start

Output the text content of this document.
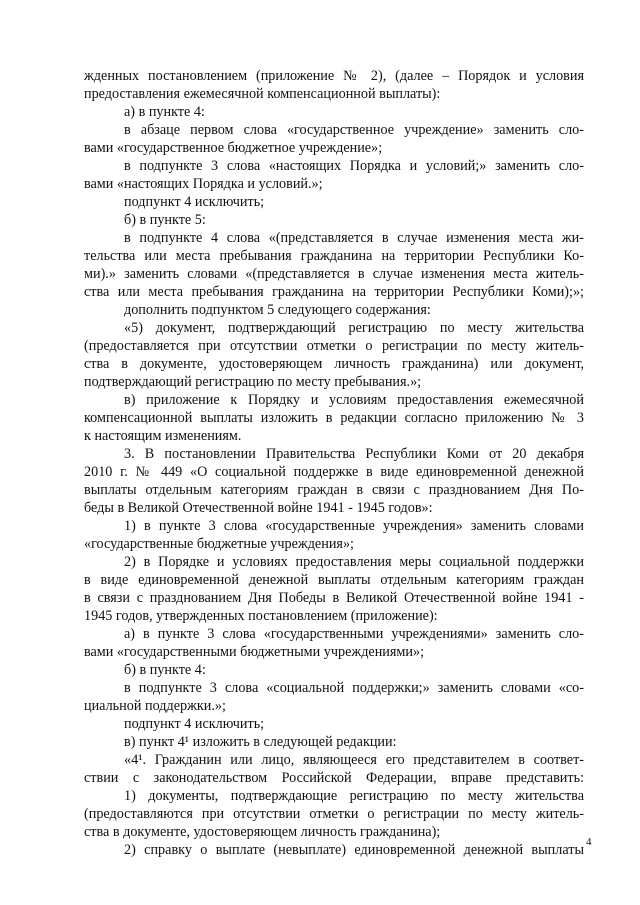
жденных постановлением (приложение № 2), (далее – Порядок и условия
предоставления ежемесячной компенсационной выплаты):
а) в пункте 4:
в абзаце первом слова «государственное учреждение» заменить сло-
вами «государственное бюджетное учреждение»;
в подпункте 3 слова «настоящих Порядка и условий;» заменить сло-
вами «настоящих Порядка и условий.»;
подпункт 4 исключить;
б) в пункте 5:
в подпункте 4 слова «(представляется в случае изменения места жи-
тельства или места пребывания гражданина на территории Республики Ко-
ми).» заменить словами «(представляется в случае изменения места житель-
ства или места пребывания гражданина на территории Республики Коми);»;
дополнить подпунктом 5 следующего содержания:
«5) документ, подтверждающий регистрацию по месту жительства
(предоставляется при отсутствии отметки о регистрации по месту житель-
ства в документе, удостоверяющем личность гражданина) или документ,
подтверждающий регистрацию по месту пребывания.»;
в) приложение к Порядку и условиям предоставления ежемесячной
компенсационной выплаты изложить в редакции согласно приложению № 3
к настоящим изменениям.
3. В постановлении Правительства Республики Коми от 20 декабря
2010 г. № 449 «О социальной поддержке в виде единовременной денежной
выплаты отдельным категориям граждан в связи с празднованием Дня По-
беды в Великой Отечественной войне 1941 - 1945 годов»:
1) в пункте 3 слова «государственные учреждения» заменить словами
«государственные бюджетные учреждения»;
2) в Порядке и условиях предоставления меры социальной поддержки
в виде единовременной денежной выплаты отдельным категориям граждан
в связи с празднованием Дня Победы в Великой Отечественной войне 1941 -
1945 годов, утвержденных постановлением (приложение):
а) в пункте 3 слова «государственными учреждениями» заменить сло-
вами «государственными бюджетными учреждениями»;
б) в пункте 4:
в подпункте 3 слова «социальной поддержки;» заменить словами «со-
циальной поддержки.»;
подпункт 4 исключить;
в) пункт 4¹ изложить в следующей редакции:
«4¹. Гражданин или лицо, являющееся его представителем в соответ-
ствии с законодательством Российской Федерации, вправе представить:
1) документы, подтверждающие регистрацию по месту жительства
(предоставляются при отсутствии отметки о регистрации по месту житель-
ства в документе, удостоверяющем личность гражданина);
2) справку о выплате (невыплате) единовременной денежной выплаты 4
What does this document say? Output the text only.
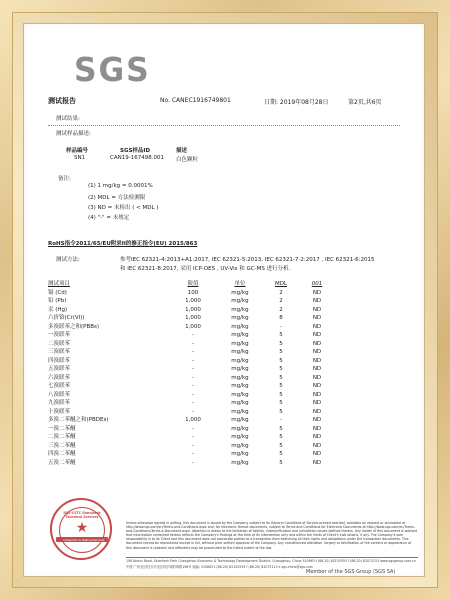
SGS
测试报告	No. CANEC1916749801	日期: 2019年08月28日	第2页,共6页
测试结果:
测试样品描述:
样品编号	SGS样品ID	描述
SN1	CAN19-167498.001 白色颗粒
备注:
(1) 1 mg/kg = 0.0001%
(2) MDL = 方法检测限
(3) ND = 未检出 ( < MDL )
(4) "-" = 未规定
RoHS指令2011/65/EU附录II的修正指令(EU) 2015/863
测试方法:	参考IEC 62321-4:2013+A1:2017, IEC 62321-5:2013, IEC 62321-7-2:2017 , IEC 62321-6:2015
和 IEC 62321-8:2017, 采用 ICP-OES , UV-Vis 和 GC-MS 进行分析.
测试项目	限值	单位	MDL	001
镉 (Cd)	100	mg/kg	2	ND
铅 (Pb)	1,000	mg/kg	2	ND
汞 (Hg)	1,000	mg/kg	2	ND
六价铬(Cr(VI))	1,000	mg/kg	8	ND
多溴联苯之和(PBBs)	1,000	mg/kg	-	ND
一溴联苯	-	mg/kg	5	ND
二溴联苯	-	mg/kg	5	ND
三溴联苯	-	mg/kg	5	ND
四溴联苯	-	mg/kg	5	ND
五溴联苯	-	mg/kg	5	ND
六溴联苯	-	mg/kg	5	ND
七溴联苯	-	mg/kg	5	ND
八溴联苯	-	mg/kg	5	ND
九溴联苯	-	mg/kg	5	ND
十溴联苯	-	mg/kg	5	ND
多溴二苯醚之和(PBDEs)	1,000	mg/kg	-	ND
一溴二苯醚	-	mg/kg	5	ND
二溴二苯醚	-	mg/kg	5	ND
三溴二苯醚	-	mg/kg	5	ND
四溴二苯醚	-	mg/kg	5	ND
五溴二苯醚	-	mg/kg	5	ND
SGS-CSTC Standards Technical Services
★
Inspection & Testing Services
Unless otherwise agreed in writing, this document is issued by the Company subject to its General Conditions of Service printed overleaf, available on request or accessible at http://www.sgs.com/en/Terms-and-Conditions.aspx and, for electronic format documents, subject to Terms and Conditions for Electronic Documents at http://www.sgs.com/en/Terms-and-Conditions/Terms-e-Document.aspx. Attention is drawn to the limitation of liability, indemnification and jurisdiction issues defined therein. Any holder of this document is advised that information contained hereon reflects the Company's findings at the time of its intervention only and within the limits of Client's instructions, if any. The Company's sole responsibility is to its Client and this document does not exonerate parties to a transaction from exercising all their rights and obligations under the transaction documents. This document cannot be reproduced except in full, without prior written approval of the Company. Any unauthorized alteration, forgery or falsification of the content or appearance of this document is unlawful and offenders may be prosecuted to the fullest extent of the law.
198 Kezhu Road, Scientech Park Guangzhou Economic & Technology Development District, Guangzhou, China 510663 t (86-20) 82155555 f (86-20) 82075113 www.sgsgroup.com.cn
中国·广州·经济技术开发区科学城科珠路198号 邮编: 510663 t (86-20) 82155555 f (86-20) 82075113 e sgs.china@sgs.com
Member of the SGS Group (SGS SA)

end
start

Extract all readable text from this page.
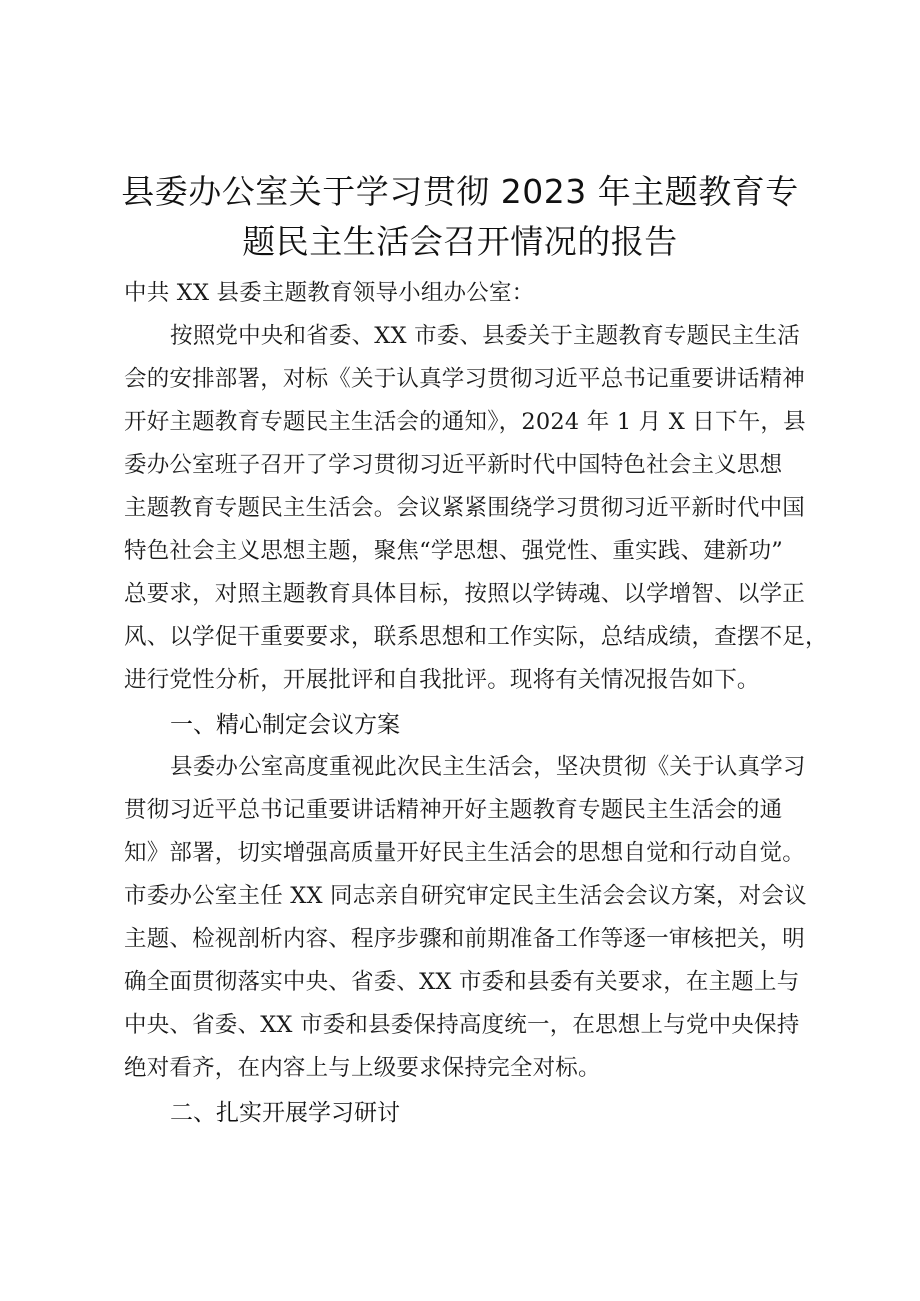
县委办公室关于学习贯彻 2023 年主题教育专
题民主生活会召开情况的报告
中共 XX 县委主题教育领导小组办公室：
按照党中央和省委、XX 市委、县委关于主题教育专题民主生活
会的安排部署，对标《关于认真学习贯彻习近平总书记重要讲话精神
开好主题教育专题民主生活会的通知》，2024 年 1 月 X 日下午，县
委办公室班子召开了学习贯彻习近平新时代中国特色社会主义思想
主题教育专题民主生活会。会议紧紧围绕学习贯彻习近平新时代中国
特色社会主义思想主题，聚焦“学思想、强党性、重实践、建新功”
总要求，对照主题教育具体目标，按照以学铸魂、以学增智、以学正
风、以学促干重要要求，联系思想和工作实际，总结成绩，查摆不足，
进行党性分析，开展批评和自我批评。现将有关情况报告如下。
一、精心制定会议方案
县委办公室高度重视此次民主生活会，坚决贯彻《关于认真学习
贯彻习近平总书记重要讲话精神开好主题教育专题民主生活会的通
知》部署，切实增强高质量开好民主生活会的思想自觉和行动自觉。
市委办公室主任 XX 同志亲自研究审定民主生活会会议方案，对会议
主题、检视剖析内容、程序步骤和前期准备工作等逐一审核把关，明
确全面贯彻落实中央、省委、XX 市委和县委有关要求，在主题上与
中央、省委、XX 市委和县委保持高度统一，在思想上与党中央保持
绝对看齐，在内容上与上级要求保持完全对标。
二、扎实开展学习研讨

end

§ Instructions for the task
Of the lines in the material above, state how many contain the string "предоставления"; give no other text.

§ Exercise answer
3